>> Begin

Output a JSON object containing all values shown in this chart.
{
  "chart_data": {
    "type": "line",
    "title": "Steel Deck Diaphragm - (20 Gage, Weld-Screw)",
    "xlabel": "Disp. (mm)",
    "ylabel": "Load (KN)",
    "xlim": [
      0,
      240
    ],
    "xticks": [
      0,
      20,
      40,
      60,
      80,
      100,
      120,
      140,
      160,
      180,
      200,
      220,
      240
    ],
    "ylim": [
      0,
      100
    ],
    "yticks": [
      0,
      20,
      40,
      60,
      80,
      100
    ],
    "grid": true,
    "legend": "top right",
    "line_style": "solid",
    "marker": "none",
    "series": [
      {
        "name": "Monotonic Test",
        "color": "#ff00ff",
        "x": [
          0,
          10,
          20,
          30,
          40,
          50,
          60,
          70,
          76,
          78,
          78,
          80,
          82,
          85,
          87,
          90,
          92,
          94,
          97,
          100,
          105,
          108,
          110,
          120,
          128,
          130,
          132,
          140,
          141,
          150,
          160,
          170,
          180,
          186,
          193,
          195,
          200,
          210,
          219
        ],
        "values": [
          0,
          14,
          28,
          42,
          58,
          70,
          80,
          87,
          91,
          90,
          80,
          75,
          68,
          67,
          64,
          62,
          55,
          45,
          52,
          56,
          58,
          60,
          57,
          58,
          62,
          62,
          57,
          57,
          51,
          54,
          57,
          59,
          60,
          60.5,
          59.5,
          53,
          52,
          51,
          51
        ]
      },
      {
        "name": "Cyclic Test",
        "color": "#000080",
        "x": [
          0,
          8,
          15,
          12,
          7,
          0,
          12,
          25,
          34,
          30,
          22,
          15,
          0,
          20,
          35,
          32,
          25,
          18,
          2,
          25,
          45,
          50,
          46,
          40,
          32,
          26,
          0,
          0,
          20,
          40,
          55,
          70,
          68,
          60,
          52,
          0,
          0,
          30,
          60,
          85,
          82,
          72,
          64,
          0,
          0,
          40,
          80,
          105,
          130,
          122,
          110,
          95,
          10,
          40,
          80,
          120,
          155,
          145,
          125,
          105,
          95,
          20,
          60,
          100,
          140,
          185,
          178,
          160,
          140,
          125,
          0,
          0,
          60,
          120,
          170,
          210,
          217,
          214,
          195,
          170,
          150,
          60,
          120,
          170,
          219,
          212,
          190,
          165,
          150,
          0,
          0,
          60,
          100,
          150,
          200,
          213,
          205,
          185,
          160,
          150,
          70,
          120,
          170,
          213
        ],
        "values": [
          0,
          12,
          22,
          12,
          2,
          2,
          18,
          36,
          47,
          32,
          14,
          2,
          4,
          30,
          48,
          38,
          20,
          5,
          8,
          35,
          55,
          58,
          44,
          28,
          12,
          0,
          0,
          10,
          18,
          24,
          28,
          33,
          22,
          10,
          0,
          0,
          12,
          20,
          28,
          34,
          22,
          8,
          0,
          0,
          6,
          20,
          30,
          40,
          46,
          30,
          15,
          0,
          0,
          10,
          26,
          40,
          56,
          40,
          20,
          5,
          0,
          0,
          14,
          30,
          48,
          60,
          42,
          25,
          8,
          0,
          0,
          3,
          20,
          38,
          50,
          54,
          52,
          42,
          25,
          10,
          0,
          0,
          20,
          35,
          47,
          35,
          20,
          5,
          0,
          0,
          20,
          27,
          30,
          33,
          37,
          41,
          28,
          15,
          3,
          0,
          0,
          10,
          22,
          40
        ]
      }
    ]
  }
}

>> End

Give a word-for-word copy of the records.

Output a JSON object containing all values shown in this chart.
{
  "chart_data": {
    "type": "line",
    "title": "Steel Deck Diaphragm - (20 Gage, Weld-Screw)",
    "xlabel": "Disp. (mm)",
    "ylabel": "Load (KN)",
    "xlim": [
      0,
      240
    ],
    "xticks": [
      0,
      20,
      40,
      60,
      80,
      100,
      120,
      140,
      160,
      180,
      200,
      220,
      240
    ],
    "ylim": [
      0,
      100
    ],
    "yticks": [
      0,
      20,
      40,
      60,
      80,
      100
    ],
    "grid": true,
    "legend": "top right",
    "line_style": "solid",
    "marker": "none",
    "series": [
      {
        "name": "Monotonic Test",
        "color": "#ff00ff",
        "x": [
          0,
          10,
          20,
          30,
          40,
          50,
          60,
          70,
          76,
          78,
          78,
          80,
          82,
          85,
          87,
          90,
          92,
          94,
          97,
          100,
          105,
          108,
          110,
          120,
          128,
          130,
          132,
          140,
          141,
          150,
          160,
          170,
          180,
          186,
          193,
          195,
          200,
          210,
          219
        ],
        "values": [
          0,
          14,
          28,
          42,
          58,
          70,
          80,
          87,
          91,
          90,
          80,
          75,
          68,
          67,
          64,
          62,
          55,
          45,
          52,
          56,
          58,
          60,
          57,
          58,
          62,
          62,
          57,
          57,
          51,
          54,
          57,
          59,
          60,
          60.5,
          59.5,
          53,
          52,
          51,
          51
        ]
      },
      {
        "name": "Cyclic Test",
        "color": "#000080",
        "x": [
          0,
          8,
          15,
          12,
          7,
          0,
          12,
          25,
          34,
          30,
          22,
          15,
          0,
          20,
          35,
          32,
          25,
          18,
          2,
          25,
          45,
          50,
          46,
          40,
          32,
          26,
          0,
          0,
          20,
          40,
          55,
          70,
          68,
          60,
          52,
          0,
          0,
          30,
          60,
          85,
          82,
          72,
          64,
          0,
          0,
          40,
          80,
          105,
          130,
          122,
          110,
          95,
          10,
          40,
          80,
          120,
          155,
          145,
          125,
          105,
          95,
          20,
          60,
          100,
          140,
          185,
          178,
          160,
          140,
          125,
          0,
          0,
          60,
          120,
          170,
          210,
          217,
          214,
          195,
          170,
          150,
          60,
          120,
          170,
          219,
          212,
          190,
          165,
          150,
          0,
          0,
          60,
          100,
          150,
          200,
          213,
          205,
          185,
          160,
          150,
          70,
          120,
          170,
          213
        ],
        "values": [
          0,
          12,
          22,
          12,
          2,
          2,
          18,
          36,
          47,
          32,
          14,
          2,
          4,
          30,
          48,
          38,
          20,
          5,
          8,
          35,
          55,
          58,
          44,
          28,
          12,
          0,
          0,
          10,
          18,
          24,
          28,
          33,
          22,
          10,
          0,
          0,
          12,
          20,
          28,
          34,
          22,
          8,
          0,
          0,
          6,
          20,
          30,
          40,
          46,
          30,
          15,
          0,
          0,
          10,
          26,
          40,
          56,
          40,
          20,
          5,
          0,
          0,
          14,
          30,
          48,
          60,
          42,
          25,
          8,
          0,
          0,
          3,
          20,
          38,
          50,
          54,
          52,
          42,
          25,
          10,
          0,
          0,
          20,
          35,
          47,
          35,
          20,
          5,
          0,
          0,
          20,
          27,
          30,
          33,
          37,
          41,
          28,
          15,
          3,
          0,
          0,
          10,
          22,
          40
        ]
      }
    ]
  }
}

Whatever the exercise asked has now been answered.